>> BEGIN PAGE TEXT
# New largescale Model of the Jupiter 4-4-0 coming out!



## cjwalas (Jan 2, 2008)

This is the prototype for a new model coming out of the historic Central Pacific 4-4-0, the Jupiter. The model is coming out in 1/25 scale. 













This is handpainted at this point. The loco will be coming out in kit form. 










I'm a big fan of 4-4-0s and I'm sure I'll spend the money to get this one. It should be a real beauty in factory colors!











I don't expect to see a lot of the people here buying one. It won't be that expensive (not sure on the price yet), it's just that it is a kit.... a paper kit. Just thought you might like to see what kind of stuff the guys in that hobby are up to. Sure wish the largescale manufacturers would put out a few standard gauge 4-4-0s !

Chris


----------



## Jerry Barnes (Jan 2, 2008)

I would think that an enterprising modeler-like you Chris, would soon have it running on some metal track , not paper.


----------



## Spule 4 (Jan 2, 2008)

Amazing, do pass on the info once it comes, a good friend of my family loves, builds and has even produced his own paper kits....
>> END PAGE TEXT
>> BEGIN MATERIALS PROVIDED
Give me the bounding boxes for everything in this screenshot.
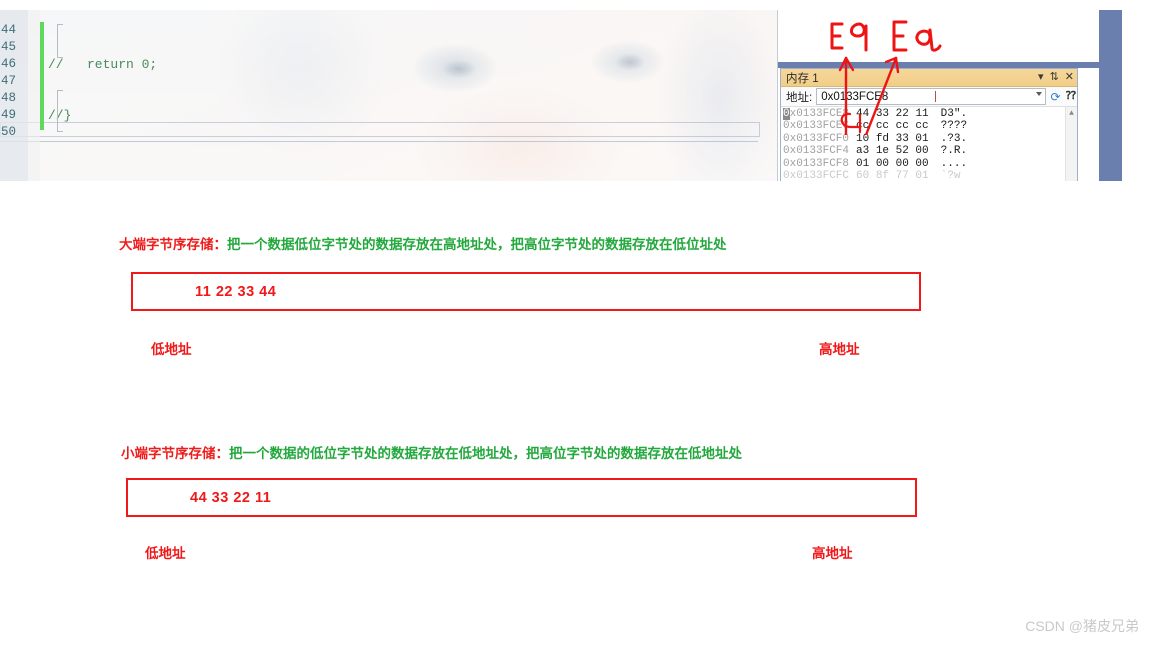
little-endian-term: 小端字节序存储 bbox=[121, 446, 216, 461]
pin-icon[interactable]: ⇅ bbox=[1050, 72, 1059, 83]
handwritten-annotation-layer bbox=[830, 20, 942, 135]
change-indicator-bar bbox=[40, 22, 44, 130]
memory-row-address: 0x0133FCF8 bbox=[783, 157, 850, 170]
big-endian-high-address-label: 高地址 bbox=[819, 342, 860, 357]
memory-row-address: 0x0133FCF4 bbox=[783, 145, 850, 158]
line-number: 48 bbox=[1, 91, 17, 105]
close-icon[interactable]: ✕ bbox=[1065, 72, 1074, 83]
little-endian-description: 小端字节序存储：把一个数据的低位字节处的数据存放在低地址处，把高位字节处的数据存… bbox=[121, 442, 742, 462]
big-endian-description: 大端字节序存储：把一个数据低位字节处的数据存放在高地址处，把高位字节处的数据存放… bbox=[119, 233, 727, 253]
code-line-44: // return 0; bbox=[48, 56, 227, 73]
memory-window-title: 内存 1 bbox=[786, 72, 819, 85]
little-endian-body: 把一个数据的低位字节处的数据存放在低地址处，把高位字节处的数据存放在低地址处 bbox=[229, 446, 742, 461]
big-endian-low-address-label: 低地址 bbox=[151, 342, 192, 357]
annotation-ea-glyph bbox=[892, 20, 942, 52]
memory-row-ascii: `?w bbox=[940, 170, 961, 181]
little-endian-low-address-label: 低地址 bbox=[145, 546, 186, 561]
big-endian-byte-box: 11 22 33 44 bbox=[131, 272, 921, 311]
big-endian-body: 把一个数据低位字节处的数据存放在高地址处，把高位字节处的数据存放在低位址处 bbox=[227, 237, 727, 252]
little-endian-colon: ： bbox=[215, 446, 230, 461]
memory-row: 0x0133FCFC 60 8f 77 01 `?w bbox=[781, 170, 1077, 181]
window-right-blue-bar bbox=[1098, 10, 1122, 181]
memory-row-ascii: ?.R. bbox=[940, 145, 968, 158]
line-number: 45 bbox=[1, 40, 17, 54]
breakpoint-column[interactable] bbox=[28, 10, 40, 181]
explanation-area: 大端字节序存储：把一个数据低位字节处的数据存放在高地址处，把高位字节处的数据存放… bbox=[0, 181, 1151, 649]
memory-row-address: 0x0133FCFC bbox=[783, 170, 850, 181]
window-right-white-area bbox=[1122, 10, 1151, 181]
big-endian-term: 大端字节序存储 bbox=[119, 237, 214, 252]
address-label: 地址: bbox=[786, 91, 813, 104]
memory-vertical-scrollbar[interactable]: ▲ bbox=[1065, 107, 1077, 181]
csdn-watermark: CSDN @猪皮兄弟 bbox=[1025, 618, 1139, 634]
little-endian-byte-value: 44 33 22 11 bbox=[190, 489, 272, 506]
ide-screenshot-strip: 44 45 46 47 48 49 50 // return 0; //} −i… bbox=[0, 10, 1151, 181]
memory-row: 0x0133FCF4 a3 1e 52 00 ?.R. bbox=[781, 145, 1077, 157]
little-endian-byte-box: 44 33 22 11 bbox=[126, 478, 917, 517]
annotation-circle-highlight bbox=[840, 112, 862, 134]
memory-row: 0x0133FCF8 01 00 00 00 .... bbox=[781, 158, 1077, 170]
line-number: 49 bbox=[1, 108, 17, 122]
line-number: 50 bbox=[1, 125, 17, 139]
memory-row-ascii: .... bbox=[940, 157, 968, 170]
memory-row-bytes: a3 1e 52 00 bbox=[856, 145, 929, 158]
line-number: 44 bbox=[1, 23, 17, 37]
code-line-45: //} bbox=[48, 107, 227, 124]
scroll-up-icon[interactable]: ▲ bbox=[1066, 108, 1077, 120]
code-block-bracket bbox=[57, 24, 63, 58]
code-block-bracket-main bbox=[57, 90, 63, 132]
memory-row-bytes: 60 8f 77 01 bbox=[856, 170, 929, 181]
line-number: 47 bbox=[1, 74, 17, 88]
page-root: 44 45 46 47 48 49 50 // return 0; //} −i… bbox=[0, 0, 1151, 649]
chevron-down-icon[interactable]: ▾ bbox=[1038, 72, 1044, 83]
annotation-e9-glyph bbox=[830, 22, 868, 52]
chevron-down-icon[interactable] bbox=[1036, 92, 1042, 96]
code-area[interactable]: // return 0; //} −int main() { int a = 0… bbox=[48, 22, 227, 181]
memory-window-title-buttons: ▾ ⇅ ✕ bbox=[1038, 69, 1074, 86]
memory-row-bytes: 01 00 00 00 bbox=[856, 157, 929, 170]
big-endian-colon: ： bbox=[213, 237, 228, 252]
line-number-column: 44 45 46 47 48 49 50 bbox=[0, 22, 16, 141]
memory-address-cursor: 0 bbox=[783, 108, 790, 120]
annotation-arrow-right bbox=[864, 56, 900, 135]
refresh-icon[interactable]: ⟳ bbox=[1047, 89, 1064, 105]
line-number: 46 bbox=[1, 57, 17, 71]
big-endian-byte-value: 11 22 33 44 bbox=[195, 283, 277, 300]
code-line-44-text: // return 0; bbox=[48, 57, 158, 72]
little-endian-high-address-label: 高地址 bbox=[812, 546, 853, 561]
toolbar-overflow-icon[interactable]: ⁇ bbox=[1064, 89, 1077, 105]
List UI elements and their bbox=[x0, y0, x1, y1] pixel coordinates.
>> END MATERIALS PROVIDED
ACTIONS TO TAKE —
[1] Copy the Jupiter model thread between "## Spule 4 (Jan" and "own paper kits....", inclusive, replacing "good friend" with "close friend".
[2] Output, character for character, the lines of the records between the lines holding "little-endian-term: 小端字节序存储 bbox=[121, 446, 216, 461]" and "memory-row: 0x0133FCF4 a3", inclusive.

TASK-BY-TASK OUTPUTS —
[1]
## Spule 4 (Jan 2, 2008)

Amazing, do pass on the info once it comes, a close friend of my family loves, builds and has even produced his own paper kits....

[2]
little-endian-term: 小端字节序存储 bbox=[121, 446, 216, 461]
pin-icon[interactable]: ⇅ bbox=[1050, 72, 1059, 83]
handwritten-annotation-layer bbox=[830, 20, 942, 135]
change-indicator-bar bbox=[40, 22, 44, 130]
memory-row-address: 0x0133FCF8 bbox=[783, 157, 850, 170]
big-endian-high-address-label: 高地址 bbox=[819, 342, 860, 357]
memory-row-address: 0x0133FCF4 bbox=[783, 145, 850, 158]
line-number: 48 bbox=[1, 91, 17, 105]
close-icon[interactable]: ✕ bbox=[1065, 72, 1074, 83]
little-endian-description: 小端字节序存储：把一个数据的低位字节处的数据存放在低地址处，把高位字节处的数据存… bbox=[121, 442, 742, 462]
big-endian-description: 大端字节序存储：把一个数据低位字节处的数据存放在高地址处，把高位字节处的数据存放… bbox=[119, 233, 727, 253]
code-line-44: // return 0; bbox=[48, 56, 227, 73]
memory-window-title: 内存 1 bbox=[786, 72, 819, 85]
little-endian-body: 把一个数据的低位字节处的数据存放在低地址处，把高位字节处的数据存放在低地址处 bbox=[229, 446, 742, 461]
big-endian-low-address-label: 低地址 bbox=[151, 342, 192, 357]
annotation-ea-glyph bbox=[892, 20, 942, 52]
memory-row-ascii: `?w bbox=[940, 170, 961, 181]
little-endian-low-address-label: 低地址 bbox=[145, 546, 186, 561]
big-endian-byte-box: 11 22 33 44 bbox=[131, 272, 921, 311]
big-endian-body: 把一个数据低位字节处的数据存放在高地址处，把高位字节处的数据存放在低位址处 bbox=[227, 237, 727, 252]
little-endian-colon: ： bbox=[215, 446, 230, 461]
memory-row: 0x0133FCFC 60 8f 77 01 `?w bbox=[781, 170, 1077, 181]
window-right-blue-bar bbox=[1098, 10, 1122, 181]
memory-row-ascii: ?.R. bbox=[940, 145, 968, 158]
line-number: 45 bbox=[1, 40, 17, 54]
breakpoint-column[interactable] bbox=[28, 10, 40, 181]
explanation-area: 大端字节序存储：把一个数据低位字节处的数据存放在高地址处，把高位字节处的数据存放… bbox=[0, 181, 1151, 649]
memory-row-address: 0x0133FCFC bbox=[783, 170, 850, 181]
window-right-white-area bbox=[1122, 10, 1151, 181]
big-endian-term: 大端字节序存储 bbox=[119, 237, 214, 252]
address-label: 地址: bbox=[786, 91, 813, 104]
memory-vertical-scrollbar[interactable]: ▲ bbox=[1065, 107, 1077, 181]
csdn-watermark: CSDN @猪皮兄弟 bbox=[1025, 618, 1139, 634]
little-endian-byte-value: 44 33 22 11 bbox=[190, 489, 272, 506]
ide-screenshot-strip: 44 45 46 47 48 49 50 // return 0; //} −i… bbox=[0, 10, 1151, 181]
memory-row: 0x0133FCF4 a3 1e 52 00 ?.R. bbox=[781, 145, 1077, 157]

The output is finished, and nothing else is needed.